_TASK PROMPT:_
Can you render the material from the line with "Pick out 60" up to and including the line with "- y-tick-label: 1: [405, 232, 413, 246]" as a JSON list of strings, one string per line, with blank lines left out?

_AVAILABLE DATA:_
"""
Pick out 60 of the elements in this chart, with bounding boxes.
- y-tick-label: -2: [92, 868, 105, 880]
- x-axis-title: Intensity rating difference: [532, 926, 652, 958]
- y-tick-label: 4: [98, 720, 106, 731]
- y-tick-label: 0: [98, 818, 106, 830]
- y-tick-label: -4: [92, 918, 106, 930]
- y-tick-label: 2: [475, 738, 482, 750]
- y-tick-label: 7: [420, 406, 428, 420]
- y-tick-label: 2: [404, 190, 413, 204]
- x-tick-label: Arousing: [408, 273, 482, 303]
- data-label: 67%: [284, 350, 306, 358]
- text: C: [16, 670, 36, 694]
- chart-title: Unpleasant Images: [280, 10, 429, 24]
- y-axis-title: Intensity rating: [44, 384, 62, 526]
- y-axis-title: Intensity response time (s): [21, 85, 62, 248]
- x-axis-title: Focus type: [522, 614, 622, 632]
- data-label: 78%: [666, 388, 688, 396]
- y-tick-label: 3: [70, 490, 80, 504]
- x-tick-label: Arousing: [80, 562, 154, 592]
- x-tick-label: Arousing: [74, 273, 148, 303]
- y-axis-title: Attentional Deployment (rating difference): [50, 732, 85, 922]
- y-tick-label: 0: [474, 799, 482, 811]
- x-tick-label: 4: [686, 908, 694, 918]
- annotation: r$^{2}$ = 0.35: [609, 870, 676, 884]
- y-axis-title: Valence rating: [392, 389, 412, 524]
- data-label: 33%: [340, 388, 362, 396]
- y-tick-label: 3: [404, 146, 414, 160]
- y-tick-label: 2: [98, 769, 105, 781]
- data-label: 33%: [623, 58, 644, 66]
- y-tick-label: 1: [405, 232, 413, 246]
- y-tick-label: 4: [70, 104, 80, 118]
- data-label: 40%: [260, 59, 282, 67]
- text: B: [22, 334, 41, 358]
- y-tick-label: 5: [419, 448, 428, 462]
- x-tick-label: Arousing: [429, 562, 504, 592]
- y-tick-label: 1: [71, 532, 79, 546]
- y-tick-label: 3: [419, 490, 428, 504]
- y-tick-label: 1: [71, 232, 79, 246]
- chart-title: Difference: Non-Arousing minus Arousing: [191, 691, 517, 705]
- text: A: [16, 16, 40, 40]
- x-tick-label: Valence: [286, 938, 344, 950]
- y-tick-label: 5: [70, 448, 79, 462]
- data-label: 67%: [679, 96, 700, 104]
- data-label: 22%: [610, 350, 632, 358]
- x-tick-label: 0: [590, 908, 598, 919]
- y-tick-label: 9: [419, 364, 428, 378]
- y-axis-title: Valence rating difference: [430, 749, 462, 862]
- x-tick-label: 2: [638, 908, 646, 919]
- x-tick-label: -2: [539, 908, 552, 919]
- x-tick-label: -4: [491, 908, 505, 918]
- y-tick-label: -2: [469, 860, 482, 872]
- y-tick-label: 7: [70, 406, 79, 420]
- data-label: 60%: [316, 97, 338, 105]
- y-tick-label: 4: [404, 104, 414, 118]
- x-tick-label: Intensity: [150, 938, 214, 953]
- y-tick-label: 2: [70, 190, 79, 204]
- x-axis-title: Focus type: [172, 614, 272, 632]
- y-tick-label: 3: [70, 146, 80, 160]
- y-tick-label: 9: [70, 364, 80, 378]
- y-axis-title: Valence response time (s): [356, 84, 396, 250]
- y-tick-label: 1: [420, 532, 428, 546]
"""
"""
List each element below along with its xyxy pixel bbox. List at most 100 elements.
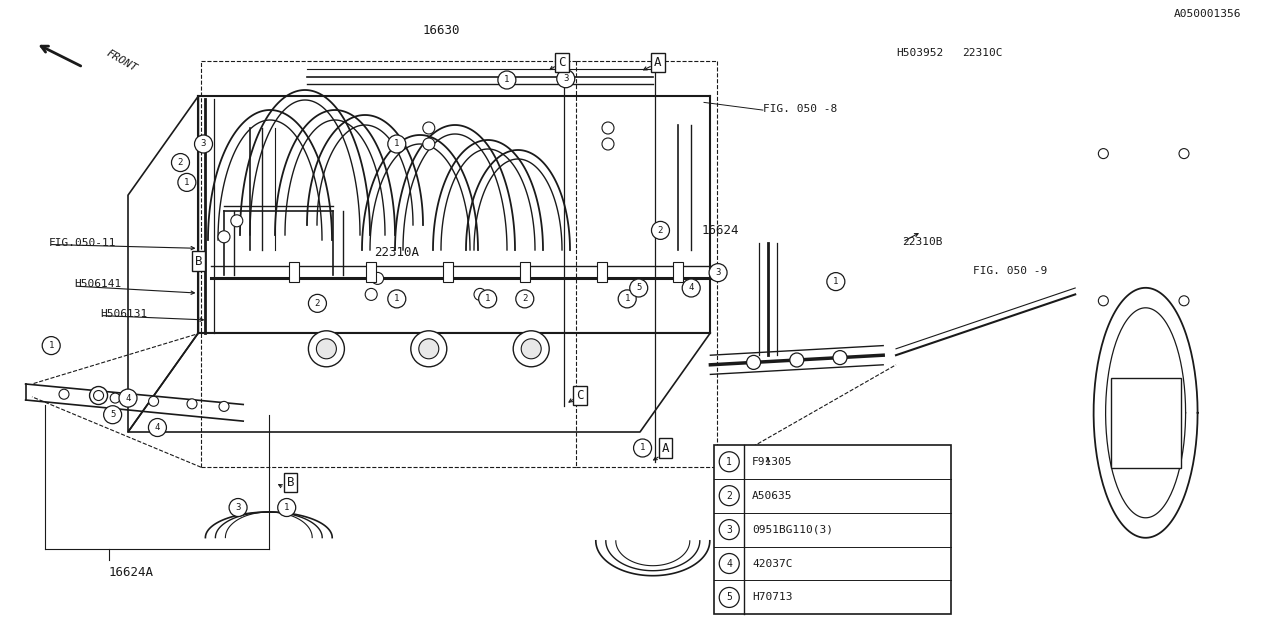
"""
_OUTPUT:_
[
  "Pick out 60 of the elements in this chart, with bounding boxes.",
  "- y-tick-label: -2: [92, 868, 105, 880]",
  "- x-axis-title: Intensity rating difference: [532, 926, 652, 958]",
  "- y-tick-label: 4: [98, 720, 106, 731]",
  "- y-tick-label: 0: [98, 818, 106, 830]",
  "- y-tick-label: -4: [92, 918, 106, 930]",
  "- y-tick-label: 2: [475, 738, 482, 750]",
  "- y-tick-label: 7: [420, 406, 428, 420]",
  "- y-tick-label: 2: [404, 190, 413, 204]",
  "- x-tick-label: Arousing: [408, 273, 482, 303]",
  "- data-label: 67%: [284, 350, 306, 358]",
  "- text: C: [16, 670, 36, 694]",
  "- chart-title: Unpleasant Images: [280, 10, 429, 24]",
  "- y-axis-title: Intensity rating: [44, 384, 62, 526]",
  "- y-axis-title: Intensity response time (s): [21, 85, 62, 248]",
  "- x-axis-title: Focus type: [522, 614, 622, 632]",
  "- data-label: 78%: [666, 388, 688, 396]",
  "- y-tick-label: 3: [70, 490, 80, 504]",
  "- x-tick-label: Arousing: [80, 562, 154, 592]",
  "- x-tick-label: Arousing: [74, 273, 148, 303]",
  "- y-axis-title: Attentional Deployment (rating difference): [50, 732, 85, 922]",
  "- y-tick-label: 0: [474, 799, 482, 811]",
  "- x-tick-label: 4: [686, 908, 694, 918]",
  "- annotation: r$^{2}$ = 0.35: [609, 870, 676, 884]",
  "- y-axis-title: Valence rating: [392, 389, 412, 524]",
  "- data-label: 33%: [340, 388, 362, 396]",
  "- y-tick-label: 3: [404, 146, 414, 160]",
  "- y-tick-label: 2: [98, 769, 105, 781]",
  "- data-label: 33%: [623, 58, 644, 66]",
  "- y-tick-label: 1: [405, 232, 413, 246]"
]